Dataset -
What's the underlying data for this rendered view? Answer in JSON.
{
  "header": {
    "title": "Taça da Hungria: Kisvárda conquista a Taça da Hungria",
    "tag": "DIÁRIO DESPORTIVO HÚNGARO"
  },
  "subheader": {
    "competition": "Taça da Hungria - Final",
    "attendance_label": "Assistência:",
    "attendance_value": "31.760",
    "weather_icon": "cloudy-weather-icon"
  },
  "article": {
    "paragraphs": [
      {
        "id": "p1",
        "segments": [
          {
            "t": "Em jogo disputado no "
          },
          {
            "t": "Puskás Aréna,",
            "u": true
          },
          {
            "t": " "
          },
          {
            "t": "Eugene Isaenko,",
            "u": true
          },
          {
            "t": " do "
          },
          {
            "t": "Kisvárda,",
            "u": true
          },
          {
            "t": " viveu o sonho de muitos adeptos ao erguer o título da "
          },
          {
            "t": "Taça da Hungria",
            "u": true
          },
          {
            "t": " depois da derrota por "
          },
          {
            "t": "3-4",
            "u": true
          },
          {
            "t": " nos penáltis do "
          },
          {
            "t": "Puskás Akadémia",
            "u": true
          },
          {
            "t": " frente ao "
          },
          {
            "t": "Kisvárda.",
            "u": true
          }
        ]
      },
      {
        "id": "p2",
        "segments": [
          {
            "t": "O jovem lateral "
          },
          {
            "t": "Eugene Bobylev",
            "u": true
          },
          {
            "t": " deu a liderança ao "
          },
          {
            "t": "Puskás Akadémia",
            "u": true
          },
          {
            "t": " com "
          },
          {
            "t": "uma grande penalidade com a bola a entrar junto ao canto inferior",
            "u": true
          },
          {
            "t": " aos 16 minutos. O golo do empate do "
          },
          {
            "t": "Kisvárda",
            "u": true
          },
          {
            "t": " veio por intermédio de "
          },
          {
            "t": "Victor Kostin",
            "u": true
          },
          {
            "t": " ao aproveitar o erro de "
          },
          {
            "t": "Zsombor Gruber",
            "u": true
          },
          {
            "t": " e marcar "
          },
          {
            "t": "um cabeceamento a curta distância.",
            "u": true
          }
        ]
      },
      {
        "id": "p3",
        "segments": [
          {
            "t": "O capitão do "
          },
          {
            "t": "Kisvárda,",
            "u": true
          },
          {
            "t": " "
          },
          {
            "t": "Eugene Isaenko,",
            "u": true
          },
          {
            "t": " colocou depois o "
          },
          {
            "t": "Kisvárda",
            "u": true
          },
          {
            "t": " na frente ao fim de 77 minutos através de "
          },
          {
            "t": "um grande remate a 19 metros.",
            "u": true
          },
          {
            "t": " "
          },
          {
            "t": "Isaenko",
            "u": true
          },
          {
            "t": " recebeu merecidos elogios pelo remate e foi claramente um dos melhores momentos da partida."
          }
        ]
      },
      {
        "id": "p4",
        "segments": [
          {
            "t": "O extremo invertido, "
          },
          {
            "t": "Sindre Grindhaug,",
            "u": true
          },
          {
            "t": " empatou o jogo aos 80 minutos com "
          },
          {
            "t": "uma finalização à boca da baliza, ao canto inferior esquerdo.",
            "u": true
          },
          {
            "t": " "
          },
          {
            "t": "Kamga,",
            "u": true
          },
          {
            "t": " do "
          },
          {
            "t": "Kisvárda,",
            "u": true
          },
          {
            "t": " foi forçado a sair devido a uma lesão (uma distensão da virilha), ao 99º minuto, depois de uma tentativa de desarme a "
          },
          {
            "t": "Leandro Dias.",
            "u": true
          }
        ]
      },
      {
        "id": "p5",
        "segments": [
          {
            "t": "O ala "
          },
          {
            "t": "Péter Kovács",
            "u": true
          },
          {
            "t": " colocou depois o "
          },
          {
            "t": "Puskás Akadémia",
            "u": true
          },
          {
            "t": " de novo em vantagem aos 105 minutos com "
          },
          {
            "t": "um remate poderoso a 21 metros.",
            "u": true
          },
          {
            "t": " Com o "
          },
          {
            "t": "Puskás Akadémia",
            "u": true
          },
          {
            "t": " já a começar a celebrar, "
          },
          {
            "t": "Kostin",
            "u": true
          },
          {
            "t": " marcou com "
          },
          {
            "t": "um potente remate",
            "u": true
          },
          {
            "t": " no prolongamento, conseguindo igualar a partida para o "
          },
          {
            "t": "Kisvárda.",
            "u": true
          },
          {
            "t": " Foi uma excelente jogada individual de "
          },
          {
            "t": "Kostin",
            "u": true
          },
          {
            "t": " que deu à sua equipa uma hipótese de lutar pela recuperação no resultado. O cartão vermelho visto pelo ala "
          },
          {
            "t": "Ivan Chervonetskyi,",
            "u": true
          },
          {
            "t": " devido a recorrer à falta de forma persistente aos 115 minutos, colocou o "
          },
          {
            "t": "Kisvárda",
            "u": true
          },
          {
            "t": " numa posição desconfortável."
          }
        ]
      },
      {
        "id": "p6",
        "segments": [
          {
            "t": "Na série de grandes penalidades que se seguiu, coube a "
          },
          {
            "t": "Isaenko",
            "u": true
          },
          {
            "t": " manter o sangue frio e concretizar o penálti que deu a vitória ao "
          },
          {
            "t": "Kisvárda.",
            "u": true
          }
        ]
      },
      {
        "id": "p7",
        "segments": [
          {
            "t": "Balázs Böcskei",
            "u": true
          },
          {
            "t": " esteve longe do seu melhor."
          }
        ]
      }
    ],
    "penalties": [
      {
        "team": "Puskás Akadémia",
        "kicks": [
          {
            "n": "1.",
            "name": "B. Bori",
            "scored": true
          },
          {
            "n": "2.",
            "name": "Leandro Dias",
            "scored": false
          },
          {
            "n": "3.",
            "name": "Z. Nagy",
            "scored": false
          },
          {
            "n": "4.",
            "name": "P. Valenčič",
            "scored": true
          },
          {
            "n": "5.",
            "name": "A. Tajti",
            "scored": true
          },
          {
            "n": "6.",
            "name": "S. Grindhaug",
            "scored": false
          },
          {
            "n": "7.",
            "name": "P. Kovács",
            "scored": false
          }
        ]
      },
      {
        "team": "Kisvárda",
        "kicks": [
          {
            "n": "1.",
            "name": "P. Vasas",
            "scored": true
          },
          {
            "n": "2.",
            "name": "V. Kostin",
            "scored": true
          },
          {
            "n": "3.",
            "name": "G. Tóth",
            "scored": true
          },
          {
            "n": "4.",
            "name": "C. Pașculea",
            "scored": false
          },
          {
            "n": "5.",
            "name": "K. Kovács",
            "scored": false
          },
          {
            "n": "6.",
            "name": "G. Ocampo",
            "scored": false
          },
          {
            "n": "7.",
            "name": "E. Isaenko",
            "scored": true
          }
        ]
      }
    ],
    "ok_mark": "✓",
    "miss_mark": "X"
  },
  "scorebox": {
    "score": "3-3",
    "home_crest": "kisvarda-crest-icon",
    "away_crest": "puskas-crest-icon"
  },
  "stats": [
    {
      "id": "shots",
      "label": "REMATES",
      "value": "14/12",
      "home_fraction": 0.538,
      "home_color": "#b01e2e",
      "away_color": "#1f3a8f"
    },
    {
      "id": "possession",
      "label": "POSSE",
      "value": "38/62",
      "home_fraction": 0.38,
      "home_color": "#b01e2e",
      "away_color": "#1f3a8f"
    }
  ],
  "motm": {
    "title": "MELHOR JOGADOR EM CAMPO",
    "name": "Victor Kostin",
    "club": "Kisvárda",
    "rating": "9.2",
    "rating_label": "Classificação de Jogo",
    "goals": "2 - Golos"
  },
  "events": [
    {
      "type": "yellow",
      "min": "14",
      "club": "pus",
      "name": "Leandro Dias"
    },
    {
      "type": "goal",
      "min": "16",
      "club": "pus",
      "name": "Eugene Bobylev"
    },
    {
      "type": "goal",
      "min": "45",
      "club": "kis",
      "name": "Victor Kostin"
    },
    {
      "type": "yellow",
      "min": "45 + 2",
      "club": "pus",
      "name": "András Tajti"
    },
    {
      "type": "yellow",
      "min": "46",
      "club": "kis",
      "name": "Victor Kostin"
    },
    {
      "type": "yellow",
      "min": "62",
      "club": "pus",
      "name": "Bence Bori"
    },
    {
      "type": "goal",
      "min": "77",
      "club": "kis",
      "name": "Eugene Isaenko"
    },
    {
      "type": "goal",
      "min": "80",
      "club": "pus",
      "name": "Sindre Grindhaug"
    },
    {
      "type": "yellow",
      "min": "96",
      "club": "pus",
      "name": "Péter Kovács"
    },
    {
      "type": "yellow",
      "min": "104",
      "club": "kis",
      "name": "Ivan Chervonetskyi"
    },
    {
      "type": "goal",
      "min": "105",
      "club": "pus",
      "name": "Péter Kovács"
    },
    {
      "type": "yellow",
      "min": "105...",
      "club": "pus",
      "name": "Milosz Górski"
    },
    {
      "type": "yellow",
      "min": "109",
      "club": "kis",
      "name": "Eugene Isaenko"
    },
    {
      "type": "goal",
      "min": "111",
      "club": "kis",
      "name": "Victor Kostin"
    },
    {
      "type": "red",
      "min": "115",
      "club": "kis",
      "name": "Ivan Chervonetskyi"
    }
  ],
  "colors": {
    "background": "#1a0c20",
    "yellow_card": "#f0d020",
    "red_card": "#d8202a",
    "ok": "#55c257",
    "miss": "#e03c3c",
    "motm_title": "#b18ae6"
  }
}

What the task requires - Tally up the lines of the listing containing the word "Bobylev". Give only the total.

Solution for this exercise - 2